YOUR OBJECTIVE. Transcribe all the records with complete accuracy.

RECORDS TO PROCESS.
──────────────────────────────

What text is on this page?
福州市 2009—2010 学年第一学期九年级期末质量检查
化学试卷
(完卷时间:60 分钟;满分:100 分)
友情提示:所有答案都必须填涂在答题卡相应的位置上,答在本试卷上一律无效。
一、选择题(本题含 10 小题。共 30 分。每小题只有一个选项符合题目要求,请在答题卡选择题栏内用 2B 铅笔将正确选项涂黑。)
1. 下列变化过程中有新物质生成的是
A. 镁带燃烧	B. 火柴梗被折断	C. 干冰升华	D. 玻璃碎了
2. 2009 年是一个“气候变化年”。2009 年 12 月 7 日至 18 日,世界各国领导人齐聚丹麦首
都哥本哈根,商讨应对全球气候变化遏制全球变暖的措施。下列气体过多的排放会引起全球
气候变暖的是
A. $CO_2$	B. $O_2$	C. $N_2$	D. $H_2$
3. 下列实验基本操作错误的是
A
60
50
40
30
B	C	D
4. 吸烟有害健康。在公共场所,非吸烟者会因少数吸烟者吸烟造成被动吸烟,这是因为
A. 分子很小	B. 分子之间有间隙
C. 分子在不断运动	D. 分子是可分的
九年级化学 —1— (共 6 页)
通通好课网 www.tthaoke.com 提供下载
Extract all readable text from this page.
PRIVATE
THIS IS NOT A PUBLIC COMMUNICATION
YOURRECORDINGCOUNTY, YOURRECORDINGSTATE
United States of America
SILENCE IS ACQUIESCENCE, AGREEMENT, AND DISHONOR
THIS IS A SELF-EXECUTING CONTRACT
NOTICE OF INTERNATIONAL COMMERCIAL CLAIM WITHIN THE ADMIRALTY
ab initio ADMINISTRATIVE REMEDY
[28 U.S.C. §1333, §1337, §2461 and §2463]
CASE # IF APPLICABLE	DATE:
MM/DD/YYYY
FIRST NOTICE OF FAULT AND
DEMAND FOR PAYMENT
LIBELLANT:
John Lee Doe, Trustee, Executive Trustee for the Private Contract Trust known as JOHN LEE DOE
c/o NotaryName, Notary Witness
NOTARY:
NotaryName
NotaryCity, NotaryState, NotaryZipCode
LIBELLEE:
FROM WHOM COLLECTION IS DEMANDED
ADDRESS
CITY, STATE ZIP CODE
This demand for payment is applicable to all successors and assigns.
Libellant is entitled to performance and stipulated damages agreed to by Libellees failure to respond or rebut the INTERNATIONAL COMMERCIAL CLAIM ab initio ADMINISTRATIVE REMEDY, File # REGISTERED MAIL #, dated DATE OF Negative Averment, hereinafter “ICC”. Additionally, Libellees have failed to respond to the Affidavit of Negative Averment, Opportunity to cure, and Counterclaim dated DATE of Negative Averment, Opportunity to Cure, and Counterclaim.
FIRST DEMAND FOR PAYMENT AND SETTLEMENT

──────────────────────────────

SOLUTION FOR THIS TASK.
What text is on this page?
福州市 2009—2010 学年第一学期九年级期末质量检查
化学试卷
(完卷时间:60 分钟;满分:100 分)
友情提示:所有答案都必须填涂在答题卡相应的位置上,答在本试卷上一律无效。
一、选择题(本题含 10 小题。共 30 分。每小题只有一个选项符合题目要求,请在答题卡选择题栏内用 2B 铅笔将正确选项涂黑。)
1. 下列变化过程中有新物质生成的是
A. 镁带燃烧	B. 火柴梗被折断	C. 干冰升华	D. 玻璃碎了
2. 2009 年是一个“气候变化年”。2009 年 12 月 7 日至 18 日,世界各国领导人齐聚丹麦首
都哥本哈根,商讨应对全球气候变化遏制全球变暖的措施。下列气体过多的排放会引起全球
气候变暖的是
A. $CO_2$	B. $O_2$	C. $N_2$	D. $H_2$
3. 下列实验基本操作错误的是
A
60
50
40
30
B	C	D
4. 吸烟有害健康。在公共场所,非吸烟者会因少数吸烟者吸烟造成被动吸烟,这是因为
A. 分子很小	B. 分子之间有间隙
C. 分子在不断运动	D. 分子是可分的
九年级化学 —1— (共 6 页)
通通好课网 www.tthaoke.com 提供下载
Extract all readable text from this page.
PRIVATE
THIS IS NOT A PUBLIC COMMUNICATION
YOURRECORDINGCOUNTY, YOURRECORDINGSTATE
United States of America
SILENCE IS ACQUIESCENCE, AGREEMENT, AND DISHONOR
THIS IS A SELF-EXECUTING CONTRACT
NOTICE OF INTERNATIONAL COMMERCIAL CLAIM WITHIN THE ADMIRALTY
ab initio ADMINISTRATIVE REMEDY
[28 U.S.C. §1333, §1337, §2461 and §2463]
CASE # IF APPLICABLE	DATE:
MM/DD/YYYY
FIRST NOTICE OF FAULT AND
DEMAND FOR PAYMENT
LIBELLANT:
John Lee Doe, Trustee, Executive Trustee for the Private Contract Trust known as JOHN LEE DOE
c/o NotaryName, Notary Witness
NOTARY:
NotaryName
NotaryCity, NotaryState, NotaryZipCode
LIBELLEE:
FROM WHOM COLLECTION IS DEMANDED
ADDRESS
CITY, STATE ZIP CODE
This demand for payment is applicable to all successors and assigns.
Libellant is entitled to performance and stipulated damages agreed to by Libellees failure to respond or rebut the INTERNATIONAL COMMERCIAL CLAIM ab initio ADMINISTRATIVE REMEDY, File # REGISTERED MAIL #, dated DATE OF Negative Averment, hereinafter “ICC”. Additionally, Libellees have failed to respond to the Affidavit of Negative Averment, Opportunity to cure, and Counterclaim dated DATE of Negative Averment, Opportunity to Cure, and Counterclaim.
FIRST DEMAND FOR PAYMENT AND SETTLEMENT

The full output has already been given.